Aim of the task: The entries below contain pictures. Retype everything except those pictures, exactly as given.

Data entries:
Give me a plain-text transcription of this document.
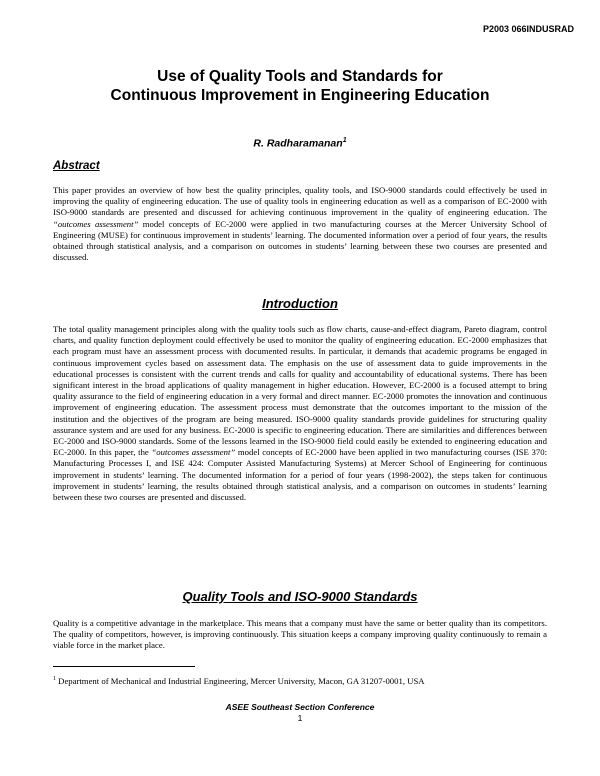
P2003 066INDUSRAD
Use of Quality Tools and Standards for
Continuous Improvement in Engineering Education
R. Radharamanan$^1$
Abstract

This paper provides an overview of how best the quality principles, quality tools, and ISO-9000 standards could effectively be used in improving the quality of engineering education. The use of quality tools in engineering education as well as a comparison of EC-2000 with ISO-9000 standards are presented and discussed for achieving continuous improvement in the quality of engineering education. The “outcomes assessment” model concepts of EC-2000 were applied in two manufacturing courses at the Mercer University School of Engineering (MUSE) for continuous improvement in students’ learning. The documented information over a period of four years, the results obtained through statistical analysis, and a comparison on outcomes in students’ learning between these two courses are presented and discussed.

Introduction

The total quality management principles along with the quality tools such as flow charts, cause-and-effect diagram, Pareto diagram, control charts, and quality function deployment could effectively be used to monitor the quality of engineering education. EC-2000 emphasizes that each program must have an assessment process with documented results. In particular, it demands that academic programs be engaged in continuous improvement cycles based on assessment data. The emphasis on the use of assessment data to guide improvements in the educational processes is consistent with the current trends and calls for quality and accountability of educational systems. There has been significant interest in the broad applications of quality management in higher education. However, EC-2000 is a focused attempt to bring quality assurance to the field of engineering education in a very formal and direct manner. EC-2000 promotes the innovation and continuous improvement of engineering education. The assessment process must demonstrate that the outcomes important to the mission of the institution and the objectives of the program are being measured. ISO-9000 quality standards provide guidelines for structuring quality assurance system and are used for any business. EC-2000 is specific to engineering education. There are similarities and differences between EC-2000 and ISO-9000 standards. Some of the lessons learned in the ISO-9000 field could easily be extended to engineering education and EC-2000. In this paper, the “outcomes assessment” model concepts of EC-2000 have been applied in two manufacturing courses (ISE 370: Manufacturing Processes I, and ISE 424: Computer Assisted Manufacturing Systems) at Mercer School of Engineering for continuous improvement in students’ learning. The documented information for a period of four years (1998-2002), the steps taken for continuous improvement in students’ learning, the results obtained through statistical analysis, and a comparison on outcomes in students’ learning between these two courses are presented and discussed.

Quality Tools and ISO-9000 Standards

Quality is a competitive advantage in the marketplace. This means that a company must have the same or better quality than its competitors. The quality of competitors, however, is improving continuously. This situation keeps a company improving quality continuously to remain a viable force in the market place.

$^1$ Department of Mechanical and Industrial Engineering, Mercer University, Macon, GA 31207-0001, USA
ASEE Southeast Section Conference
1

Result below:
Give me a plain-text transcription of this document.
P2003 066INDUSRAD
Use of Quality Tools and Standards for
Continuous Improvement in Engineering Education
R. Radharamanan$^1$
Abstract

This paper provides an overview of how best the quality principles, quality tools, and ISO-9000 standards could effectively be used in improving the quality of engineering education. The use of quality tools in engineering education as well as a comparison of EC-2000 with ISO-9000 standards are presented and discussed for achieving continuous improvement in the quality of engineering education. The “outcomes assessment” model concepts of EC-2000 were applied in two manufacturing courses at the Mercer University School of Engineering (MUSE) for continuous improvement in students’ learning. The documented information over a period of four years, the results obtained through statistical analysis, and a comparison on outcomes in students’ learning between these two courses are presented and discussed.

Introduction

The total quality management principles along with the quality tools such as flow charts, cause-and-effect diagram, Pareto diagram, control charts, and quality function deployment could effectively be used to monitor the quality of engineering education. EC-2000 emphasizes that each program must have an assessment process with documented results. In particular, it demands that academic programs be engaged in continuous improvement cycles based on assessment data. The emphasis on the use of assessment data to guide improvements in the educational processes is consistent with the current trends and calls for quality and accountability of educational systems. There has been significant interest in the broad applications of quality management in higher education. However, EC-2000 is a focused attempt to bring quality assurance to the field of engineering education in a very formal and direct manner. EC-2000 promotes the innovation and continuous improvement of engineering education. The assessment process must demonstrate that the outcomes important to the mission of the institution and the objectives of the program are being measured. ISO-9000 quality standards provide guidelines for structuring quality assurance system and are used for any business. EC-2000 is specific to engineering education. There are similarities and differences between EC-2000 and ISO-9000 standards. Some of the lessons learned in the ISO-9000 field could easily be extended to engineering education and EC-2000. In this paper, the “outcomes assessment” model concepts of EC-2000 have been applied in two manufacturing courses (ISE 370: Manufacturing Processes I, and ISE 424: Computer Assisted Manufacturing Systems) at Mercer School of Engineering for continuous improvement in students’ learning. The documented information for a period of four years (1998-2002), the steps taken for continuous improvement in students’ learning, the results obtained through statistical analysis, and a comparison on outcomes in students’ learning between these two courses are presented and discussed.

Quality Tools and ISO-9000 Standards

Quality is a competitive advantage in the marketplace. This means that a company must have the same or better quality than its competitors. The quality of competitors, however, is improving continuously. This situation keeps a company improving quality continuously to remain a viable force in the market place.

$^1$ Department of Mechanical and Industrial Engineering, Mercer University, Macon, GA 31207-0001, USA
ASEE Southeast Section Conference
1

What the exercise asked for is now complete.